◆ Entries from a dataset
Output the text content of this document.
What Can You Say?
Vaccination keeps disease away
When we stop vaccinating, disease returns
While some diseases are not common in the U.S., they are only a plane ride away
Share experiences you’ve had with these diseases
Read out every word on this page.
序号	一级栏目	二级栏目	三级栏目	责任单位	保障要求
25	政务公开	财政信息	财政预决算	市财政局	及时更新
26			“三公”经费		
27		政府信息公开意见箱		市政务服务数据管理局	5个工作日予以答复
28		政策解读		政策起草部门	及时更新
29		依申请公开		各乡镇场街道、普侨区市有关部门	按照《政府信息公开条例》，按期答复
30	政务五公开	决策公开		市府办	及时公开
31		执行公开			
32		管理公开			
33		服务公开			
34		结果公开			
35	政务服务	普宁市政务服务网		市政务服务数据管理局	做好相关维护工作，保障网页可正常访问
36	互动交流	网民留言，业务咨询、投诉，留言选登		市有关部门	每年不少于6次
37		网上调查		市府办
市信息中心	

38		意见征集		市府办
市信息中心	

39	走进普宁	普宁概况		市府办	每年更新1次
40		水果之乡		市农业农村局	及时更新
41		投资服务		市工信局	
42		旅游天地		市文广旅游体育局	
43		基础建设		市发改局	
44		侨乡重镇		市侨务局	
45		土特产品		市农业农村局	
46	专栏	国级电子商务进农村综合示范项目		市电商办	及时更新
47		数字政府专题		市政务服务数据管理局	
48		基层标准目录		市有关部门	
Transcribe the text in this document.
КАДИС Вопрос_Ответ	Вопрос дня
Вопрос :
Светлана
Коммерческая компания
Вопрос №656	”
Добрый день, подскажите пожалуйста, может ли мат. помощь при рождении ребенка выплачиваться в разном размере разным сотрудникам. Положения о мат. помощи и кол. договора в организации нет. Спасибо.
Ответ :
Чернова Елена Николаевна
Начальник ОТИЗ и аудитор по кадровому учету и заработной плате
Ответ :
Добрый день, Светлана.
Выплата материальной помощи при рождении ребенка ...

◆ What the task asks
Pull out all lines from the entries above that include the word "away".

◆ Complete answer
Vaccination keeps disease away
While some diseases are not common in the U.S., they are only a plane ride away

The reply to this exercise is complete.